(Extracted records)
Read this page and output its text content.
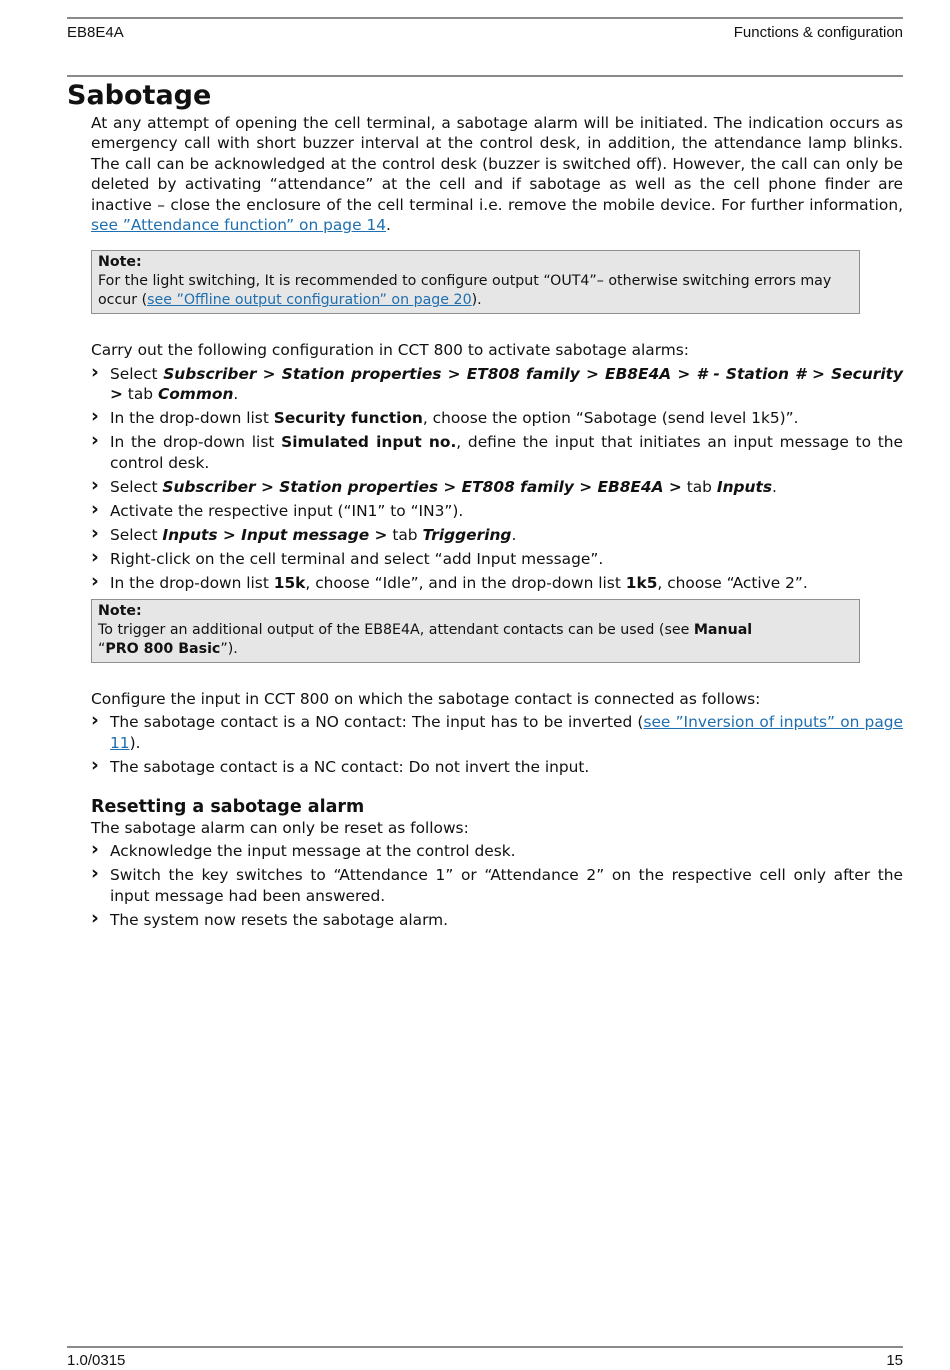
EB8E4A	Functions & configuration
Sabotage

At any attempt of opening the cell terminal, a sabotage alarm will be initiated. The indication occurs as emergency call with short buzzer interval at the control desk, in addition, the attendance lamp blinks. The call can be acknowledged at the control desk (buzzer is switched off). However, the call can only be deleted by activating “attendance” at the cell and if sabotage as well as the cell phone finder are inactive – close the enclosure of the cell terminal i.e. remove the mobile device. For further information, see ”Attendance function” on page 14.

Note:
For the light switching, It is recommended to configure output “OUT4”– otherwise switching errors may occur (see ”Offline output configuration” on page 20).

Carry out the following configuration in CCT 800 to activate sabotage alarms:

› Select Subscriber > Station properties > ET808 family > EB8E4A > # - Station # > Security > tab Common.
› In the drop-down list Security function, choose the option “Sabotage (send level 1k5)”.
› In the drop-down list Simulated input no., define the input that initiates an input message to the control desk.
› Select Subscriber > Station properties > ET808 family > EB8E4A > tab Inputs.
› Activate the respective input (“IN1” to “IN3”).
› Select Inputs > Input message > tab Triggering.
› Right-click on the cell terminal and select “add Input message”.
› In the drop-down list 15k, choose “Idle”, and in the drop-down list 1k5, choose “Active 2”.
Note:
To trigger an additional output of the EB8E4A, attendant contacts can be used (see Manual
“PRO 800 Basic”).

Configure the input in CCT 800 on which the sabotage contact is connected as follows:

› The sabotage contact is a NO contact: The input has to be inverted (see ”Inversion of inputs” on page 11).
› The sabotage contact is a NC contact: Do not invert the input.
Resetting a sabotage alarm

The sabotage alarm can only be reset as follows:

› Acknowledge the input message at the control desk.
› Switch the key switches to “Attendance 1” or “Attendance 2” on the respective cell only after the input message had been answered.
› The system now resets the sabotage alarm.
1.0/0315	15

EXERCISE:
What is needed is an exact reproduction of the data, pictures excluded.

ANSWER TO THE EXERCISE:
Read this page and output its text content.
EB8E4A	Functions & configuration
Sabotage

At any attempt of opening the cell terminal, a sabotage alarm will be initiated. The indication occurs as emergency call with short buzzer interval at the control desk, in addition, the attendance lamp blinks. The call can be acknowledged at the control desk (buzzer is switched off). However, the call can only be deleted by activating “attendance” at the cell and if sabotage as well as the cell phone finder are inactive – close the enclosure of the cell terminal i.e. remove the mobile device. For further information, see ”Attendance function” on page 14.

Note:
For the light switching, It is recommended to configure output “OUT4”– otherwise switching errors may occur (see ”Offline output configuration” on page 20).

Carry out the following configuration in CCT 800 to activate sabotage alarms:

› Select Subscriber > Station properties > ET808 family > EB8E4A > # - Station # > Security > tab Common.
› In the drop-down list Security function, choose the option “Sabotage (send level 1k5)”.
› In the drop-down list Simulated input no., define the input that initiates an input message to the control desk.
› Select Subscriber > Station properties > ET808 family > EB8E4A > tab Inputs.
› Activate the respective input (“IN1” to “IN3”).
› Select Inputs > Input message > tab Triggering.
› Right-click on the cell terminal and select “add Input message”.
› In the drop-down list 15k, choose “Idle”, and in the drop-down list 1k5, choose “Active 2”.
Note:
To trigger an additional output of the EB8E4A, attendant contacts can be used (see Manual
“PRO 800 Basic”).

Configure the input in CCT 800 on which the sabotage contact is connected as follows:

› The sabotage contact is a NO contact: The input has to be inverted (see ”Inversion of inputs” on page 11).
› The sabotage contact is a NC contact: Do not invert the input.
Resetting a sabotage alarm

The sabotage alarm can only be reset as follows:

› Acknowledge the input message at the control desk.
› Switch the key switches to “Attendance 1” or “Attendance 2” on the respective cell only after the input message had been answered.
› The system now resets the sabotage alarm.
1.0/0315	15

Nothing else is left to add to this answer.